In the records below, count every line containing "interception". Reply with the number only.
== GIVEN ENTRIES ==
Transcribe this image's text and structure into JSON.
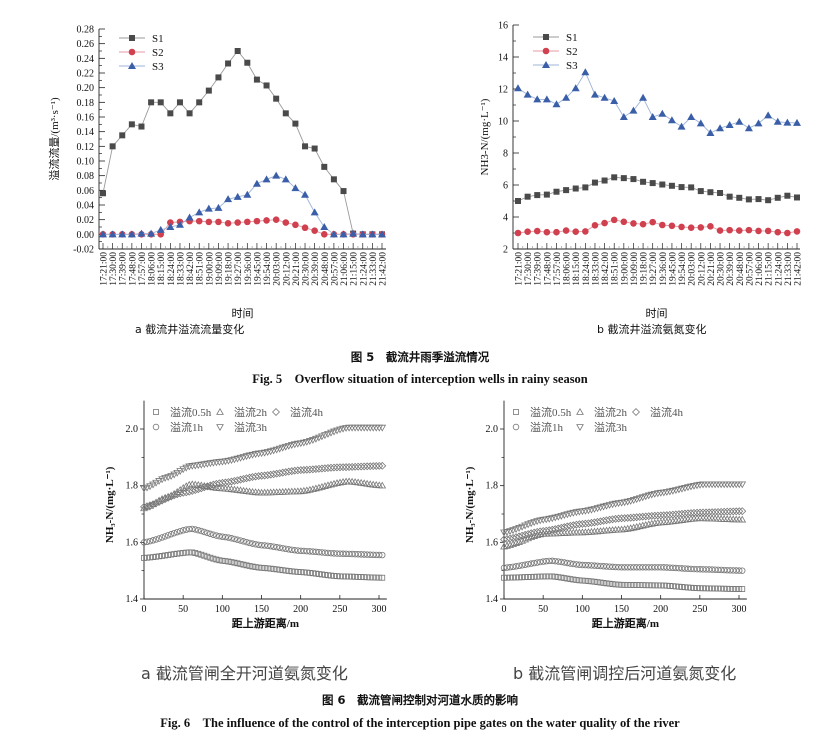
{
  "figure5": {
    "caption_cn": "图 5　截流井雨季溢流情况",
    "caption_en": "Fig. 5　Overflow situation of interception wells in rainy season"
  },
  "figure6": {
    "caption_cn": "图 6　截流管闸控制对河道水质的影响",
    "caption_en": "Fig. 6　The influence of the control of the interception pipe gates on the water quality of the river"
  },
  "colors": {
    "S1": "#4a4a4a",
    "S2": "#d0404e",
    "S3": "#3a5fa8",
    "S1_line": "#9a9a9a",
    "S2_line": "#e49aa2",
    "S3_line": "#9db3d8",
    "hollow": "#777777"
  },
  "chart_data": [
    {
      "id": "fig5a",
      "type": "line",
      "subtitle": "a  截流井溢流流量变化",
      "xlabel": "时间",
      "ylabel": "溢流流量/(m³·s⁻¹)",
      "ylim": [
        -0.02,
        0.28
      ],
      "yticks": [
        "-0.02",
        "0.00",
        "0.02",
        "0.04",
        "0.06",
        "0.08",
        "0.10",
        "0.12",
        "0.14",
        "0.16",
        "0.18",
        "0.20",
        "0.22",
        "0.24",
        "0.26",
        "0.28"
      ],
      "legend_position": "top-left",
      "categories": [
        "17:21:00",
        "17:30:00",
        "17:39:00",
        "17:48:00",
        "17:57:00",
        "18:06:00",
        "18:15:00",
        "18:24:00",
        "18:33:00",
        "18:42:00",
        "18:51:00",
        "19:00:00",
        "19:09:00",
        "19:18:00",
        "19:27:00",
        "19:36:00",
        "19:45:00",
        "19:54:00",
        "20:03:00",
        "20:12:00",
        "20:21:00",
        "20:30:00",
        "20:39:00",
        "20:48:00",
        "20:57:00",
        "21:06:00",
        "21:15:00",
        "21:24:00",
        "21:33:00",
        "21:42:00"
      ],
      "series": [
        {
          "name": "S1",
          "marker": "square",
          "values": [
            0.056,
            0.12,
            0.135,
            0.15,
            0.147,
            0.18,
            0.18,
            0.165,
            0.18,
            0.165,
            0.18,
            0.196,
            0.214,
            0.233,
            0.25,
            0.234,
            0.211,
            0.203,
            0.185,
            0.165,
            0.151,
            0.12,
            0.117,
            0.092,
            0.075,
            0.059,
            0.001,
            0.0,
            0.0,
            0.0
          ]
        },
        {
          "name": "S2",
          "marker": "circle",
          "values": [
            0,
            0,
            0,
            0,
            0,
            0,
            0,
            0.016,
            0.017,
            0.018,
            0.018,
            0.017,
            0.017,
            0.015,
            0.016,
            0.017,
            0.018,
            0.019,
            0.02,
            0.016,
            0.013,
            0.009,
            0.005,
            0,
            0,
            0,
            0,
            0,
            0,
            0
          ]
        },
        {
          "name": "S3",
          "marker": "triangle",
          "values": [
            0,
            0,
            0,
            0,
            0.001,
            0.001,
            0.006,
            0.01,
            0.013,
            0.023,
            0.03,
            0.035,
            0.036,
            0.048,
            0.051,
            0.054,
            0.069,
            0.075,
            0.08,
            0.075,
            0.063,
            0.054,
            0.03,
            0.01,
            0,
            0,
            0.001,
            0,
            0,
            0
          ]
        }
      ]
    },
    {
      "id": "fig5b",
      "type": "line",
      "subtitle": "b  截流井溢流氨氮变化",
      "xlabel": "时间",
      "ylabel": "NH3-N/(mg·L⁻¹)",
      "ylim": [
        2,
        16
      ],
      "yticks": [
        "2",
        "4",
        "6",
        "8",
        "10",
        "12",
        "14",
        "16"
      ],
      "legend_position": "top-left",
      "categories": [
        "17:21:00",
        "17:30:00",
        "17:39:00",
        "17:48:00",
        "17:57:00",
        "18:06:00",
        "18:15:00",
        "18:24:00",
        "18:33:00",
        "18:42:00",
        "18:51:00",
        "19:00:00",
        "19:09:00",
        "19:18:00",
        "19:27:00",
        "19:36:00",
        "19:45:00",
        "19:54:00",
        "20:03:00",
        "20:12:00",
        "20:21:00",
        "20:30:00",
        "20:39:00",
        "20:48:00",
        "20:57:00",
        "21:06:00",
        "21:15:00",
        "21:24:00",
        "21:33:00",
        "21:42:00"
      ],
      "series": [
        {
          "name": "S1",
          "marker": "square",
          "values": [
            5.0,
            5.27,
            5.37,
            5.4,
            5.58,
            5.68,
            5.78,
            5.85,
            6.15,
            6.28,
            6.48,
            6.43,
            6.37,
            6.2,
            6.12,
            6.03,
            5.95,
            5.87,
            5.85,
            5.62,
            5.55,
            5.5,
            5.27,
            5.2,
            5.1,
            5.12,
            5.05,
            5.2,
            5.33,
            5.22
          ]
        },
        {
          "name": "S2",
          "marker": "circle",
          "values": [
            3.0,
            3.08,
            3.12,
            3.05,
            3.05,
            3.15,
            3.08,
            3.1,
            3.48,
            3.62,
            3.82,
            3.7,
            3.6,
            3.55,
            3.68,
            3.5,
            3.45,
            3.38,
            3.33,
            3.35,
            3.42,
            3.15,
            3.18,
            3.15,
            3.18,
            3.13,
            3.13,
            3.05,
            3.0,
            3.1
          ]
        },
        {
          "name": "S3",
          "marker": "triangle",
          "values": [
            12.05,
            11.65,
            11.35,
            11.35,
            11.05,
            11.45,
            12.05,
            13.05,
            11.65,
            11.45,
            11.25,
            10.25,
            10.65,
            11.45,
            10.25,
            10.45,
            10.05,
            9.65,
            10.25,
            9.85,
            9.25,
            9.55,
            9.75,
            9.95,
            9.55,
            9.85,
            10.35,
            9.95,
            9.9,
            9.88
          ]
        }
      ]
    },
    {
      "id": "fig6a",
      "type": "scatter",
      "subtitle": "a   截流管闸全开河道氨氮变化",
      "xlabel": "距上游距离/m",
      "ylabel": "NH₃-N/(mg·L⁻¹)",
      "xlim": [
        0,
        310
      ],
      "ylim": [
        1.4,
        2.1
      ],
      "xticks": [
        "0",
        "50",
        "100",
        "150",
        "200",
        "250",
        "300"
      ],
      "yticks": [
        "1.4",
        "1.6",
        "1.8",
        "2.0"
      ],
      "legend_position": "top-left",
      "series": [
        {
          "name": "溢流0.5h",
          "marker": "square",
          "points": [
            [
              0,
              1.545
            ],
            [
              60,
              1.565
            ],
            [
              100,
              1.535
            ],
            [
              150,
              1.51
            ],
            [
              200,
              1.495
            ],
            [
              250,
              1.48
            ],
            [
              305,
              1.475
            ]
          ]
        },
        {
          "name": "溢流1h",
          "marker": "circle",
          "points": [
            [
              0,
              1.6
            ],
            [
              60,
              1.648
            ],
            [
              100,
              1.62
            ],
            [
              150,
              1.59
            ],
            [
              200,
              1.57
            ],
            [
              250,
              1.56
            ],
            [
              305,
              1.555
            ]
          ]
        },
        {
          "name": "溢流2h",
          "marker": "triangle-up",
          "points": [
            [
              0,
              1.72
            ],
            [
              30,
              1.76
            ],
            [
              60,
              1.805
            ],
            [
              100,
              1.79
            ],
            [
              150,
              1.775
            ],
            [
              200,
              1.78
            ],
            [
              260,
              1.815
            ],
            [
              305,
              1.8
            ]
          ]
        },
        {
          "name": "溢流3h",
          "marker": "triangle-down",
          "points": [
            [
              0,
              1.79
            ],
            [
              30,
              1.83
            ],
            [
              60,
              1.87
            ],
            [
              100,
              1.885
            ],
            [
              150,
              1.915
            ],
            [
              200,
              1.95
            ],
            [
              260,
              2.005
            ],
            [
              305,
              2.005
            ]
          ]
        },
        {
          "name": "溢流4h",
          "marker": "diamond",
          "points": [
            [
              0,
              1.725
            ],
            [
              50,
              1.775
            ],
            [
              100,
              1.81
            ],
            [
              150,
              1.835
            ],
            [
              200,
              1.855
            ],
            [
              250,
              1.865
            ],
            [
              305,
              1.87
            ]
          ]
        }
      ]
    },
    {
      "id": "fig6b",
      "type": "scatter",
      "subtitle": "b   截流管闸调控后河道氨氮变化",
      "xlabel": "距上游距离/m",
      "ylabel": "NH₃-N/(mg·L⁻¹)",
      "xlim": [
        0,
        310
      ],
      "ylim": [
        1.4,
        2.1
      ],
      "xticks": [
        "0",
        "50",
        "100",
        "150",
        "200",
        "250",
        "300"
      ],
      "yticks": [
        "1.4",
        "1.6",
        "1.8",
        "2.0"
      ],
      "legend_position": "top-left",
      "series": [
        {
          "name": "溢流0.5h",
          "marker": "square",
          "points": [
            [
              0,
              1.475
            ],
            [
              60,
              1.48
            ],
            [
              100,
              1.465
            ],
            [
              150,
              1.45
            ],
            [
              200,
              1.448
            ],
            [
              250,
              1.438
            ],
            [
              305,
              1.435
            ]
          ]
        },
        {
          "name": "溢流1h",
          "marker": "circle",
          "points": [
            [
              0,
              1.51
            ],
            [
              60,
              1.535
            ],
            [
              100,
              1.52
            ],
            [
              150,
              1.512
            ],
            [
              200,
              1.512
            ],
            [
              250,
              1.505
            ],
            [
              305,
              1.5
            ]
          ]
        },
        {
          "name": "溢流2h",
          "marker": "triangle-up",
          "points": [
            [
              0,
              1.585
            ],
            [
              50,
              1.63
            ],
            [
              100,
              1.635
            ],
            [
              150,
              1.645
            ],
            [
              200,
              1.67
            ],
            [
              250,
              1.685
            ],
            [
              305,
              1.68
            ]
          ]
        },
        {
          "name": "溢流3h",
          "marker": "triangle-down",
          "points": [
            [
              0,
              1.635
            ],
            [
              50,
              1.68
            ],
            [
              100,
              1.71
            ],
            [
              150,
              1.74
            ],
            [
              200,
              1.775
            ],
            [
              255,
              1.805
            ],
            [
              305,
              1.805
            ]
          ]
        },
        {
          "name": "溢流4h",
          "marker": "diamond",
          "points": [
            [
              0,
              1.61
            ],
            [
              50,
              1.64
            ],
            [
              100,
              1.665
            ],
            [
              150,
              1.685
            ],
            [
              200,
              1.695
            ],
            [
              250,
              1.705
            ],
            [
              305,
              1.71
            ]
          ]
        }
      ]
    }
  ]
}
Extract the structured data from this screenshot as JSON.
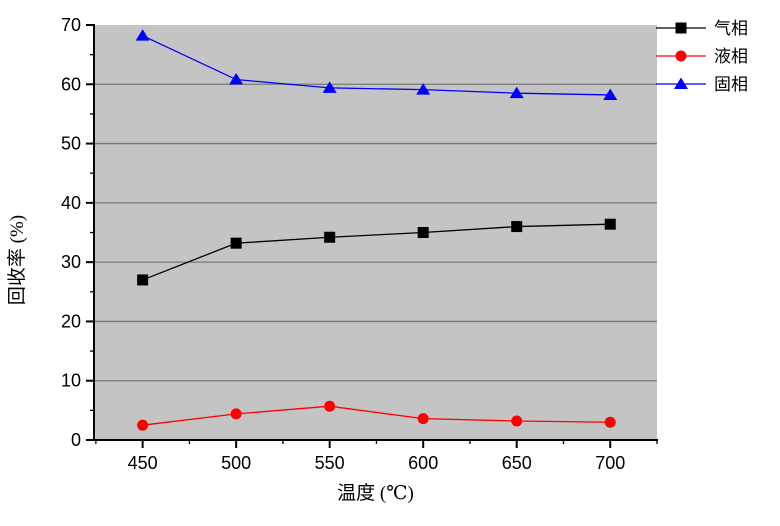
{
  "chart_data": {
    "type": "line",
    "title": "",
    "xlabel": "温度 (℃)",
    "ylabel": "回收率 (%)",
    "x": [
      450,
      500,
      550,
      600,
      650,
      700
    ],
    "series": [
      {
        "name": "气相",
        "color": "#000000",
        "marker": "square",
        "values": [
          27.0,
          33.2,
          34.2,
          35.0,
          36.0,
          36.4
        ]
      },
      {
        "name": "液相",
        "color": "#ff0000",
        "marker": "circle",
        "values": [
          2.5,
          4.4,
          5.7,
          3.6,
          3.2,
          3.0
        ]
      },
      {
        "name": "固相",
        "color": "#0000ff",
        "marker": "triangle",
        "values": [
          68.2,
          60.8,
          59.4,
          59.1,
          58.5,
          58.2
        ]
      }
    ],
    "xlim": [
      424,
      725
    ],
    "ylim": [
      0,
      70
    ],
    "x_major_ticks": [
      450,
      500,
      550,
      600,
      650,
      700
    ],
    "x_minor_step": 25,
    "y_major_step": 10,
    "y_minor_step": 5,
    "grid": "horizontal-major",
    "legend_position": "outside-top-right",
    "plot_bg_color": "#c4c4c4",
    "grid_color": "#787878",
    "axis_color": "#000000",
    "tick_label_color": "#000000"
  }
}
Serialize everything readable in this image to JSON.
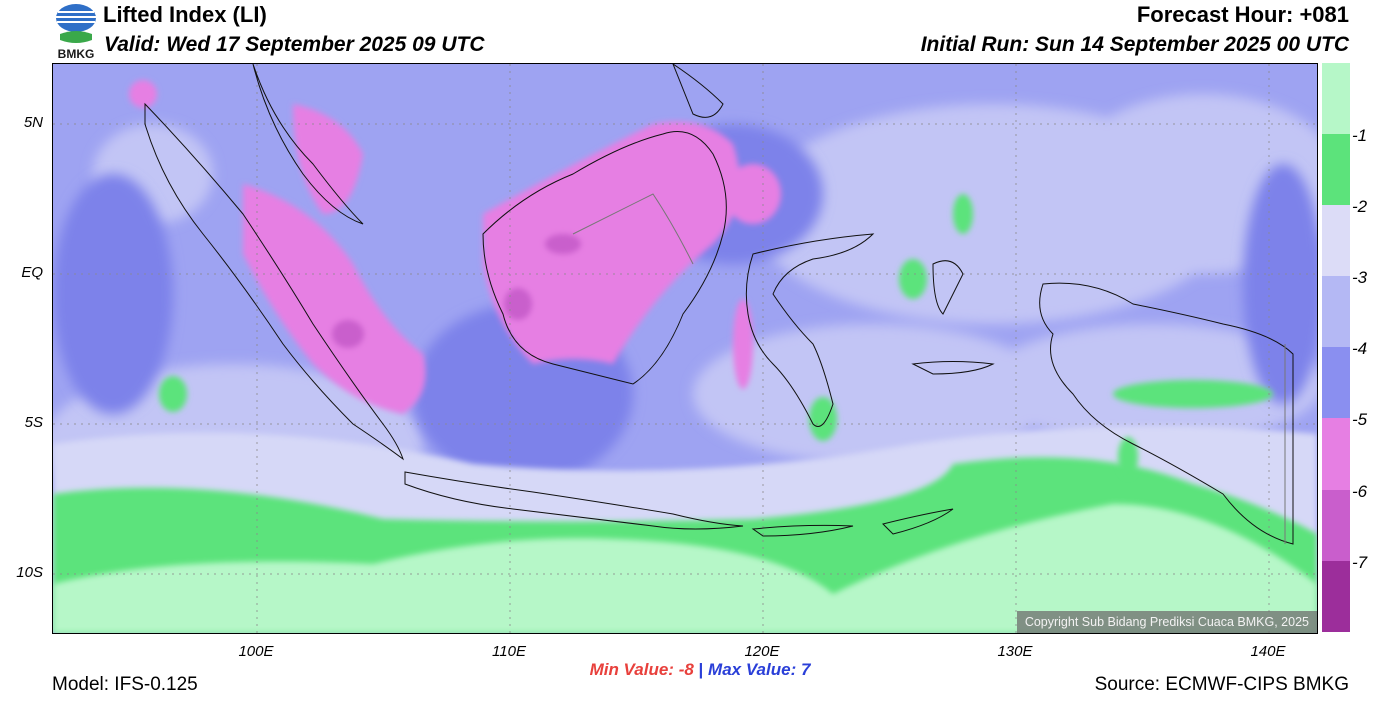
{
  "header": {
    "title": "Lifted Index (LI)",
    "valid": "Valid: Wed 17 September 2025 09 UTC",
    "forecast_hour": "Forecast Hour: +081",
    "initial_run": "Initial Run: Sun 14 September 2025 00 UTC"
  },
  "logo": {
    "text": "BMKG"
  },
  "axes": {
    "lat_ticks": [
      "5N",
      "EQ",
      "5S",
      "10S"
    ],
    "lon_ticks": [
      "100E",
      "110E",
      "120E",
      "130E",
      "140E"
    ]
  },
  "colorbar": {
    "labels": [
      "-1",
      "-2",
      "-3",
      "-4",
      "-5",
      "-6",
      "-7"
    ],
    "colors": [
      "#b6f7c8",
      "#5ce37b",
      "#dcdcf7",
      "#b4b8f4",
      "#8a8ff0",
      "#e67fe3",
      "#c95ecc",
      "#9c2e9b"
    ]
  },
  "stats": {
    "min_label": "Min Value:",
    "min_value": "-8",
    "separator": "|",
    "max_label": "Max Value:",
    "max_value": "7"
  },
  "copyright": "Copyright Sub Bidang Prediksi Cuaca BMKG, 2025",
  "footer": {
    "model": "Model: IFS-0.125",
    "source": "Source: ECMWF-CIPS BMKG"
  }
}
===
### OUTPUT FOR THIS TASK:
2